>> START Dataset records

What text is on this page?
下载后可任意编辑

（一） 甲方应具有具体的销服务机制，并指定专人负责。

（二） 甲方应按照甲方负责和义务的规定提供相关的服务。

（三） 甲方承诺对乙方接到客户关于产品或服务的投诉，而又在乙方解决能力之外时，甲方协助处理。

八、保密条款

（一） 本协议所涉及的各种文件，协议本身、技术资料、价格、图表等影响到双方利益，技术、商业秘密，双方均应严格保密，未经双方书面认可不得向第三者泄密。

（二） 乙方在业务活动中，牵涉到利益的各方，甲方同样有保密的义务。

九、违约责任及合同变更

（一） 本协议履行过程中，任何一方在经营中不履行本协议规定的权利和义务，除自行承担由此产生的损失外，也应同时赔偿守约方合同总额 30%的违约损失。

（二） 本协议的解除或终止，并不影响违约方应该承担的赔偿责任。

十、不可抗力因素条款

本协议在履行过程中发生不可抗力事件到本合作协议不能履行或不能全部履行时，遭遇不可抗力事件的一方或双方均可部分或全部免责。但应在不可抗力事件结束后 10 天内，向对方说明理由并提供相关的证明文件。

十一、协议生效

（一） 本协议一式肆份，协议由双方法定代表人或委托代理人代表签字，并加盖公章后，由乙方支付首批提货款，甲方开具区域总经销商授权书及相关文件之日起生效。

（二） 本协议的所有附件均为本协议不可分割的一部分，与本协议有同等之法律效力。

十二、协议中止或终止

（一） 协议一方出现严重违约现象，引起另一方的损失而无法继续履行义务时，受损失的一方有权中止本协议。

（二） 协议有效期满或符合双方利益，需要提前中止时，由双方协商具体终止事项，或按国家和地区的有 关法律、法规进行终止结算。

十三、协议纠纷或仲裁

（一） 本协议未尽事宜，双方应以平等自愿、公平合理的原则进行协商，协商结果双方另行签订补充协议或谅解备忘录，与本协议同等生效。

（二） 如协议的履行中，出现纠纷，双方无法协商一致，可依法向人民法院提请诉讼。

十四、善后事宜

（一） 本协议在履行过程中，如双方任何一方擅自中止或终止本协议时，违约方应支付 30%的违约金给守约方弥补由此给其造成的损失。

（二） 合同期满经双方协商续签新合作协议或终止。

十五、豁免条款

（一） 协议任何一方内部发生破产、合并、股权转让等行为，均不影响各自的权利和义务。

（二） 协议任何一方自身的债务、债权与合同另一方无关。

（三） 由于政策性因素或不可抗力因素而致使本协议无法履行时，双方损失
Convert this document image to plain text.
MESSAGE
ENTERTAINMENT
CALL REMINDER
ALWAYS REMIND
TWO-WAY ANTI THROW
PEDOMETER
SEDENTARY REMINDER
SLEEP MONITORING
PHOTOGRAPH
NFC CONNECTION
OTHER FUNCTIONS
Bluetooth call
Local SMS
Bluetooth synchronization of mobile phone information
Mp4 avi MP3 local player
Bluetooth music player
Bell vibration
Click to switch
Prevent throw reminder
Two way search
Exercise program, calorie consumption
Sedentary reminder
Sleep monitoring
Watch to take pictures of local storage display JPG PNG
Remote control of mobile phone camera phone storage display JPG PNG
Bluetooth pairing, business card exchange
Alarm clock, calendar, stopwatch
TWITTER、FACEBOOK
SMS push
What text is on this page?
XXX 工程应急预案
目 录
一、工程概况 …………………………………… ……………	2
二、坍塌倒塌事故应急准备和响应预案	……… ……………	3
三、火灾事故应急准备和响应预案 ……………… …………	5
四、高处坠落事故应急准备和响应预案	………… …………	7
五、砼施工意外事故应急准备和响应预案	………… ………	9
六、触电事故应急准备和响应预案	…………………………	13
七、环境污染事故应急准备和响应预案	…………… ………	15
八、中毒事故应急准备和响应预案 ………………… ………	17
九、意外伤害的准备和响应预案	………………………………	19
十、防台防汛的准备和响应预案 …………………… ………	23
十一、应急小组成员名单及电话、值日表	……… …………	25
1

>> END Dataset records

◆ **Direction**
Your task is to repeat the data exactly, with nothing left out.

◆ **Final result**
What text is on this page?
下载后可任意编辑

（一） 甲方应具有具体的销服务机制，并指定专人负责。

（二） 甲方应按照甲方负责和义务的规定提供相关的服务。

（三） 甲方承诺对乙方接到客户关于产品或服务的投诉，而又在乙方解决能力之外时，甲方协助处理。

八、保密条款

（一） 本协议所涉及的各种文件，协议本身、技术资料、价格、图表等影响到双方利益，技术、商业秘密，双方均应严格保密，未经双方书面认可不得向第三者泄密。

（二） 乙方在业务活动中，牵涉到利益的各方，甲方同样有保密的义务。

九、违约责任及合同变更

（一） 本协议履行过程中，任何一方在经营中不履行本协议规定的权利和义务，除自行承担由此产生的损失外，也应同时赔偿守约方合同总额 30%的违约损失。

（二） 本协议的解除或终止，并不影响违约方应该承担的赔偿责任。

十、不可抗力因素条款

本协议在履行过程中发生不可抗力事件到本合作协议不能履行或不能全部履行时，遭遇不可抗力事件的一方或双方均可部分或全部免责。但应在不可抗力事件结束后 10 天内，向对方说明理由并提供相关的证明文件。

十一、协议生效

（一） 本协议一式肆份，协议由双方法定代表人或委托代理人代表签字，并加盖公章后，由乙方支付首批提货款，甲方开具区域总经销商授权书及相关文件之日起生效。

（二） 本协议的所有附件均为本协议不可分割的一部分，与本协议有同等之法律效力。

十二、协议中止或终止

（一） 协议一方出现严重违约现象，引起另一方的损失而无法继续履行义务时，受损失的一方有权中止本协议。

（二） 协议有效期满或符合双方利益，需要提前中止时，由双方协商具体终止事项，或按国家和地区的有 关法律、法规进行终止结算。

十三、协议纠纷或仲裁

（一） 本协议未尽事宜，双方应以平等自愿、公平合理的原则进行协商，协商结果双方另行签订补充协议或谅解备忘录，与本协议同等生效。

（二） 如协议的履行中，出现纠纷，双方无法协商一致，可依法向人民法院提请诉讼。

十四、善后事宜

（一） 本协议在履行过程中，如双方任何一方擅自中止或终止本协议时，违约方应支付 30%的违约金给守约方弥补由此给其造成的损失。

（二） 合同期满经双方协商续签新合作协议或终止。

十五、豁免条款

（一） 协议任何一方内部发生破产、合并、股权转让等行为，均不影响各自的权利和义务。

（二） 协议任何一方自身的债务、债权与合同另一方无关。

（三） 由于政策性因素或不可抗力因素而致使本协议无法履行时，双方损失
Convert this document image to plain text.
MESSAGE
ENTERTAINMENT
CALL REMINDER
ALWAYS REMIND
TWO-WAY ANTI THROW
PEDOMETER
SEDENTARY REMINDER
SLEEP MONITORING
PHOTOGRAPH
NFC CONNECTION
OTHER FUNCTIONS
Bluetooth call
Local SMS
Bluetooth synchronization of mobile phone information
Mp4 avi MP3 local player
Bluetooth music player
Bell vibration
Click to switch
Prevent throw reminder
Two way search
Exercise program, calorie consumption
Sedentary reminder
Sleep monitoring
Watch to take pictures of local storage display JPG PNG
Remote control of mobile phone camera phone storage display JPG PNG
Bluetooth pairing, business card exchange
Alarm clock, calendar, stopwatch
TWITTER、FACEBOOK
SMS push
What text is on this page?
XXX 工程应急预案
目 录
一、工程概况 …………………………………… ……………	2
二、坍塌倒塌事故应急准备和响应预案	……… ……………	3
三、火灾事故应急准备和响应预案 ……………… …………	5
四、高处坠落事故应急准备和响应预案	………… …………	7
五、砼施工意外事故应急准备和响应预案	………… ………	9
六、触电事故应急准备和响应预案	…………………………	13
七、环境污染事故应急准备和响应预案	…………… ………	15
八、中毒事故应急准备和响应预案 ………………… ………	17
九、意外伤害的准备和响应预案	………………………………	19
十、防台防汛的准备和响应预案 …………………… ………	23
十一、应急小组成员名单及电话、值日表	……… …………	25
1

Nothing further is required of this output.